Go through the entries below, tally each line with the string "title", and give the final number by itself.

═══

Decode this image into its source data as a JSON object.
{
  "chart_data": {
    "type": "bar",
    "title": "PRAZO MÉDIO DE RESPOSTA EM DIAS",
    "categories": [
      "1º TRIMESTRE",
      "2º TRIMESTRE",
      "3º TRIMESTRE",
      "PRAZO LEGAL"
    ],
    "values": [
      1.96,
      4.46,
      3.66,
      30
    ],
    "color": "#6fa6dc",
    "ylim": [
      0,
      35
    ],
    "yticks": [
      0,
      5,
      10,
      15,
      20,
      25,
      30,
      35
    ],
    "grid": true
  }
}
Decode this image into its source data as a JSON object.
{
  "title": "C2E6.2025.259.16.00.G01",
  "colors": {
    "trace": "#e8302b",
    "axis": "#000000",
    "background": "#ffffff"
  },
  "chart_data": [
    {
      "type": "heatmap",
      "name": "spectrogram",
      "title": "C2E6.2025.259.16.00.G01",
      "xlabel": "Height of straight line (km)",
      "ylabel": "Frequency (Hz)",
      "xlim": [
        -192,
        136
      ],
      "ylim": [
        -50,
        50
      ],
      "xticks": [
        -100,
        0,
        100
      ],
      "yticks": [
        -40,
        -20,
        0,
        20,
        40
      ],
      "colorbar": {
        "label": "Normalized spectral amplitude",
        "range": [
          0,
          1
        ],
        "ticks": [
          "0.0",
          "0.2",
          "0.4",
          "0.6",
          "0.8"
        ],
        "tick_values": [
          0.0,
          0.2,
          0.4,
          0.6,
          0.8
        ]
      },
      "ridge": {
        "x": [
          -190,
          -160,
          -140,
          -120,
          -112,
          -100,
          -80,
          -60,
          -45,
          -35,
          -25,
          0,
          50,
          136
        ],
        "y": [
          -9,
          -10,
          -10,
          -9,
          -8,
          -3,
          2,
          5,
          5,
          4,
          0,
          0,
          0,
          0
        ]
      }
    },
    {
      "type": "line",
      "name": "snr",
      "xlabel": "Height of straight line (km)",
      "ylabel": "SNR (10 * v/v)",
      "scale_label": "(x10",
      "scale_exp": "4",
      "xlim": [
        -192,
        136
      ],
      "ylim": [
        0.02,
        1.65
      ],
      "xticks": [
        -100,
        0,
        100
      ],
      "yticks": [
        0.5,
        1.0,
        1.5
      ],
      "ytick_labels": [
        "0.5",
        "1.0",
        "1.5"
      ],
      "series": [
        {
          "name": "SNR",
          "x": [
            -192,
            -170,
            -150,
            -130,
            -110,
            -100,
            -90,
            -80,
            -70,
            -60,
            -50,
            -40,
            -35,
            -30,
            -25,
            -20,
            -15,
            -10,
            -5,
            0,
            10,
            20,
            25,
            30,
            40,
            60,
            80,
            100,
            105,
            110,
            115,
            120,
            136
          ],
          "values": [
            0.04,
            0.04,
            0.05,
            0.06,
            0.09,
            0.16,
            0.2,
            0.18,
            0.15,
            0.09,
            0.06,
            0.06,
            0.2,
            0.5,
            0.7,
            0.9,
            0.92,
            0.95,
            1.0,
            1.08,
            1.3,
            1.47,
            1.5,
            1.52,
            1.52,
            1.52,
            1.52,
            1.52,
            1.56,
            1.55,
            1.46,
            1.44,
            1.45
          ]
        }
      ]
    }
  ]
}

═══

EXERCISE OUTPUT:
3